■ **WORK TO BE COMPLETED**:
Each line containing the word "Full" should be found and copied.

■ **Records that describe figures**:
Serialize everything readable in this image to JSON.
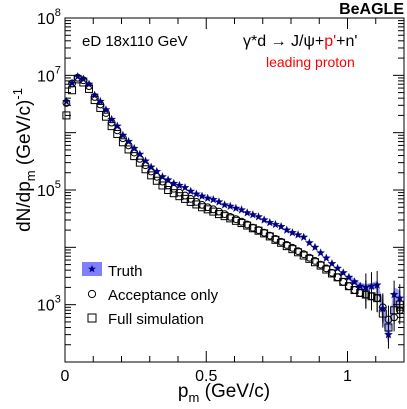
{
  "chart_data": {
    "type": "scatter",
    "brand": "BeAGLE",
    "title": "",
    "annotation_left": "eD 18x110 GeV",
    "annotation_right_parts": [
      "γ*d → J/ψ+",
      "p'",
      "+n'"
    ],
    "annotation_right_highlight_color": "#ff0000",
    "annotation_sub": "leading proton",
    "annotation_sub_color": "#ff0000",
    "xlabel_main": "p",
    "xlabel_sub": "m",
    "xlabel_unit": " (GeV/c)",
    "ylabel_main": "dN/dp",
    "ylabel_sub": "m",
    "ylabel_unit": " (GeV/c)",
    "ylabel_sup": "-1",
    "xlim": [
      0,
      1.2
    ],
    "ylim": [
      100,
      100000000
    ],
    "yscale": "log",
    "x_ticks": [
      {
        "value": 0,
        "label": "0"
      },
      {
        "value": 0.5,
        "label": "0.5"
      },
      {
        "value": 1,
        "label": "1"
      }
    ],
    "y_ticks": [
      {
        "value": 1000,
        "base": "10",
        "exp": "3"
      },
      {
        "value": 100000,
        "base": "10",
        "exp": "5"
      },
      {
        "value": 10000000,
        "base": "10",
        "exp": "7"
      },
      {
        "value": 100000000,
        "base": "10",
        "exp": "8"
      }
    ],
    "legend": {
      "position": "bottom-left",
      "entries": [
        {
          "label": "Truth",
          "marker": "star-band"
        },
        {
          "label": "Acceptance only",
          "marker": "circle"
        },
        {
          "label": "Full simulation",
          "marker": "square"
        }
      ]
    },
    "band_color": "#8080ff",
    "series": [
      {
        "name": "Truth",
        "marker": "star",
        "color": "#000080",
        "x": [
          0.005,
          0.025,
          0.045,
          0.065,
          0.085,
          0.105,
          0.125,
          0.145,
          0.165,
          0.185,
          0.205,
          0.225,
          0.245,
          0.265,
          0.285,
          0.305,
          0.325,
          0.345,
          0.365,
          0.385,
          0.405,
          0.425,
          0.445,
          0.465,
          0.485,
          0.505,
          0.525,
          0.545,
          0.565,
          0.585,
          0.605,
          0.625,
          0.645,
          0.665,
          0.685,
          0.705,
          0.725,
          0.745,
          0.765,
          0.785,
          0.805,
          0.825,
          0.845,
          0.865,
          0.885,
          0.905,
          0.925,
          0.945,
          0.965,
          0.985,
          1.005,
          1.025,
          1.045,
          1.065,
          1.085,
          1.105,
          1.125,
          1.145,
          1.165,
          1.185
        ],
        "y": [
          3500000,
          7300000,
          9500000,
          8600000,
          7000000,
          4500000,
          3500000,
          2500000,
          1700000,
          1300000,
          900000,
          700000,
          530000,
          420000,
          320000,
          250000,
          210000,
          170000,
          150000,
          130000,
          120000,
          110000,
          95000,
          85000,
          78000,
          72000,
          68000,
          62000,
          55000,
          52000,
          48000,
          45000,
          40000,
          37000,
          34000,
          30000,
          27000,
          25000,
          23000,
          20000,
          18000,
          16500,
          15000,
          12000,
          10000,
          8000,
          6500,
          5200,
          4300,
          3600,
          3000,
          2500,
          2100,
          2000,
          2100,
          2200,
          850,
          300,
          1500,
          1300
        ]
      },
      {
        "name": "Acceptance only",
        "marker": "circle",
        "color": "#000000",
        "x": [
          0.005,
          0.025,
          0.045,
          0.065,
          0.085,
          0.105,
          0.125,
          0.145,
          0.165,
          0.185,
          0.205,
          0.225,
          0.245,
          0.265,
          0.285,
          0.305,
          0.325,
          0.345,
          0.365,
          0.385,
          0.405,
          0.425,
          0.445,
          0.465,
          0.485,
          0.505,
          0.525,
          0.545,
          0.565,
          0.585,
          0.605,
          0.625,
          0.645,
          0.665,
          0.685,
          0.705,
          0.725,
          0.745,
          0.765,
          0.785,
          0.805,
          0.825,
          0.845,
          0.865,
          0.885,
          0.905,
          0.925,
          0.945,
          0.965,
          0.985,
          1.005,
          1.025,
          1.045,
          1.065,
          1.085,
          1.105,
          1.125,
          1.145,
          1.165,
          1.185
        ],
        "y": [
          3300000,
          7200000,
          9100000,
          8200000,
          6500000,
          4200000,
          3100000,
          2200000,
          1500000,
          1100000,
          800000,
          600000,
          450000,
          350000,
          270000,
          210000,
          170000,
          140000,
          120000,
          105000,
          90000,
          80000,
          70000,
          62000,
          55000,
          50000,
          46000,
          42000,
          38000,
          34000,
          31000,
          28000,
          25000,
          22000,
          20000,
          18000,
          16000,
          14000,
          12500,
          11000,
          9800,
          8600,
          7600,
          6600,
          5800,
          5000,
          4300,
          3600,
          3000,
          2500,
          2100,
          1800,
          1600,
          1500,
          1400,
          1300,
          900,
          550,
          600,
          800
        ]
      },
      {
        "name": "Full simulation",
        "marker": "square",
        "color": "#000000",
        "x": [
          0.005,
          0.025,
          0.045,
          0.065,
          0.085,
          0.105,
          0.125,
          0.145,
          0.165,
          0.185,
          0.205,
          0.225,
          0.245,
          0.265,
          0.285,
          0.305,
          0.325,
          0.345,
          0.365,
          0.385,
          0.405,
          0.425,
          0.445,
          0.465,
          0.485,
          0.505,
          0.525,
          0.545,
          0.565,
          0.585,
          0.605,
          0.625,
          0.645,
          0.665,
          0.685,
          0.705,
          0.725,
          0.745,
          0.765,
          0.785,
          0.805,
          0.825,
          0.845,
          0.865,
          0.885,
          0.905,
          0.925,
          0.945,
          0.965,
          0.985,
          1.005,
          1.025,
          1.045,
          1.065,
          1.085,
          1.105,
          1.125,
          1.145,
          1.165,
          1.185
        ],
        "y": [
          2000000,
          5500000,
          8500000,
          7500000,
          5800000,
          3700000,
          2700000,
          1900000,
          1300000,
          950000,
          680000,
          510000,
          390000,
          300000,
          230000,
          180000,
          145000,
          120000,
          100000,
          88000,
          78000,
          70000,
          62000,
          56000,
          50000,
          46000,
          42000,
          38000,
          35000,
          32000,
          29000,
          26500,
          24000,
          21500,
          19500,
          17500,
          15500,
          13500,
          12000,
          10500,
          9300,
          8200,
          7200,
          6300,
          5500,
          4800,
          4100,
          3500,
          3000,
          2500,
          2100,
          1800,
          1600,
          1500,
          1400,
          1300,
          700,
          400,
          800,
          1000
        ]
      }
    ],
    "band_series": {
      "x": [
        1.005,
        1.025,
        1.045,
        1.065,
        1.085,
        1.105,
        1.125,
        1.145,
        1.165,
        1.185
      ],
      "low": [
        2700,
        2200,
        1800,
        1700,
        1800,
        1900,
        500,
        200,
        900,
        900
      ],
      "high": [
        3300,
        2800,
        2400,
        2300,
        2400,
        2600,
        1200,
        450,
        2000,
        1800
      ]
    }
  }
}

==

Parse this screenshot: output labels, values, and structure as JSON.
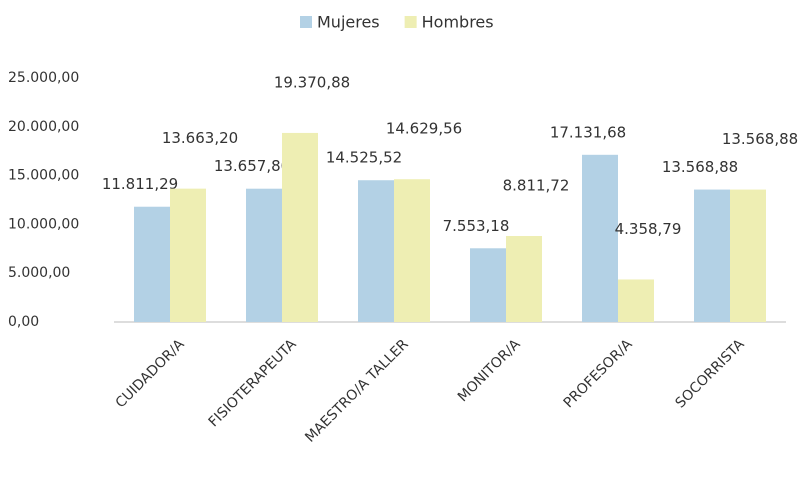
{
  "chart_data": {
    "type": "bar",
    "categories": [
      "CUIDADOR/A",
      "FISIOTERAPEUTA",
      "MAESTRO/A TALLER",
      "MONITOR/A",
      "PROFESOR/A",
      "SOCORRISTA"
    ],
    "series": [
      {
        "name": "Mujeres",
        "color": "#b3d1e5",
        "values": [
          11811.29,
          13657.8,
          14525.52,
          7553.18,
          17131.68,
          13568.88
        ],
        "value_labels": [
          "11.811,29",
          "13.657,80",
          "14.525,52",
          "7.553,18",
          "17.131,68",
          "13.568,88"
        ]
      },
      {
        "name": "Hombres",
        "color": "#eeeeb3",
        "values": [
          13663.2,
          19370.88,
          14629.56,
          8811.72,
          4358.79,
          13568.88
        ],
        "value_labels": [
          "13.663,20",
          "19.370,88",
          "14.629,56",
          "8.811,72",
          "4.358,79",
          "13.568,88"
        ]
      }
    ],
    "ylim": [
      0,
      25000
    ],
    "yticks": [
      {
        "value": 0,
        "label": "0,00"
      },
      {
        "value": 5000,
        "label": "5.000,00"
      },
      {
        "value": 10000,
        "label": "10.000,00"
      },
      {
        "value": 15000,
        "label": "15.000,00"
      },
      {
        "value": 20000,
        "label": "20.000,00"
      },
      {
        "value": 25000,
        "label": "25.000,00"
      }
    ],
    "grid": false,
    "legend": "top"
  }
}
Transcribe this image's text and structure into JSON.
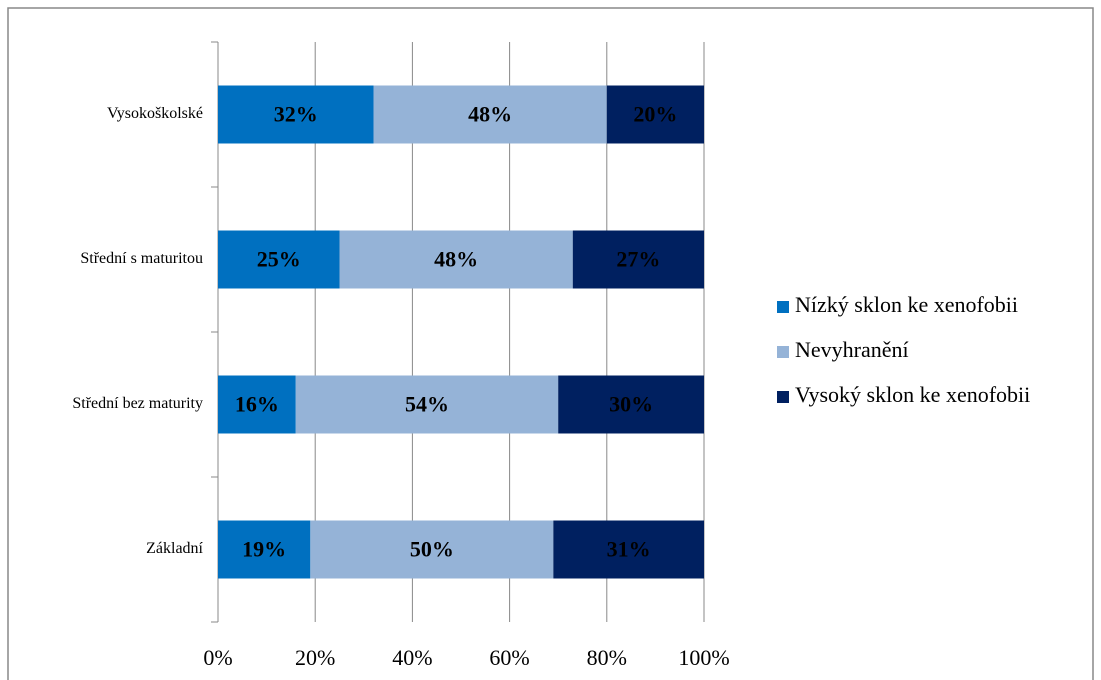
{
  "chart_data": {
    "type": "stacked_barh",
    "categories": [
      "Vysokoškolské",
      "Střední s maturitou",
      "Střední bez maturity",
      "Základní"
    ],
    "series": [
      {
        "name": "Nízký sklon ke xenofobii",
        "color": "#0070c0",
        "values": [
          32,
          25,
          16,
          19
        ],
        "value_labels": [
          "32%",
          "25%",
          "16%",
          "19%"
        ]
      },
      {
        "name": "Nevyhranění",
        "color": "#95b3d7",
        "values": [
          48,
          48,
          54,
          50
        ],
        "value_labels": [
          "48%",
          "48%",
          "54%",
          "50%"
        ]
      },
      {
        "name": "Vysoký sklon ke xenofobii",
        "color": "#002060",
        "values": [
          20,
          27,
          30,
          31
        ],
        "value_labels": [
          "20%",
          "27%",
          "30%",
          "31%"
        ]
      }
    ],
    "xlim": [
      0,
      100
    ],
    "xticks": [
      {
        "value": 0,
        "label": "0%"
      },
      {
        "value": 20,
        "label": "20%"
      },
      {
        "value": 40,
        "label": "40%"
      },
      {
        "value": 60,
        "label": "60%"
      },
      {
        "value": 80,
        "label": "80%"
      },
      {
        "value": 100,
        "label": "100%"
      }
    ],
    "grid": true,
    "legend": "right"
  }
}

* * *

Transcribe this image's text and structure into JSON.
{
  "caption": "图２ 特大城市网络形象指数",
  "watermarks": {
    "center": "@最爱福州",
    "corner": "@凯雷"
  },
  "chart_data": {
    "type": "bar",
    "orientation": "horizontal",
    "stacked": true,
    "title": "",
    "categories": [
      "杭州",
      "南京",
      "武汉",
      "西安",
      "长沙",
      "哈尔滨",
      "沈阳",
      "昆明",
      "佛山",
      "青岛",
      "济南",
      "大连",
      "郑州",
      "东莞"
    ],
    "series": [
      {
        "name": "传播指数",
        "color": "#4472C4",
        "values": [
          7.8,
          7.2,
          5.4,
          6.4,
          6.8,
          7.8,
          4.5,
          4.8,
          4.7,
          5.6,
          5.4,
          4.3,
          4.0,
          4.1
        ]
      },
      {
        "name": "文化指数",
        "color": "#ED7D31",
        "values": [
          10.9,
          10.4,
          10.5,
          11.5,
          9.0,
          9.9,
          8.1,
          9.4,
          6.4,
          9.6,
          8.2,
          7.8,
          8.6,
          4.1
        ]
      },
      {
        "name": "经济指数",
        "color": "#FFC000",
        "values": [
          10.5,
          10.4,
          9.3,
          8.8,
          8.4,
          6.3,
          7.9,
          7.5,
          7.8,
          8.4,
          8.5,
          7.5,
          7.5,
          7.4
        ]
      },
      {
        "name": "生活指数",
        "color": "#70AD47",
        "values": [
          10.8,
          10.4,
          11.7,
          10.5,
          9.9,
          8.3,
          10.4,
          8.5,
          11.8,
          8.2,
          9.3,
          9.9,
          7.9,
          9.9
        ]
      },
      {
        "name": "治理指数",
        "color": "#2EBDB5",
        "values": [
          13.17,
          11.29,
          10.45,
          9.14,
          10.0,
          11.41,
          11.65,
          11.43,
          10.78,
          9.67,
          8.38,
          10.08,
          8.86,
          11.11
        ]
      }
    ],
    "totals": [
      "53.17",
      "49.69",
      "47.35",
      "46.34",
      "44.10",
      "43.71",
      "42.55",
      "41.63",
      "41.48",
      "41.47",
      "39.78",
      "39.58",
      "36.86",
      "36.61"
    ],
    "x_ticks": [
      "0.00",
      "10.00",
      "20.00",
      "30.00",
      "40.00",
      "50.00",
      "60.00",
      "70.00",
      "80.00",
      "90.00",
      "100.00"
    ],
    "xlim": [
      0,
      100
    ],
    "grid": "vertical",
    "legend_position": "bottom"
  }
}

■ **RESULT OF THIS TASK**:
          "label": "Full simulation",
        "name": "Full simulation",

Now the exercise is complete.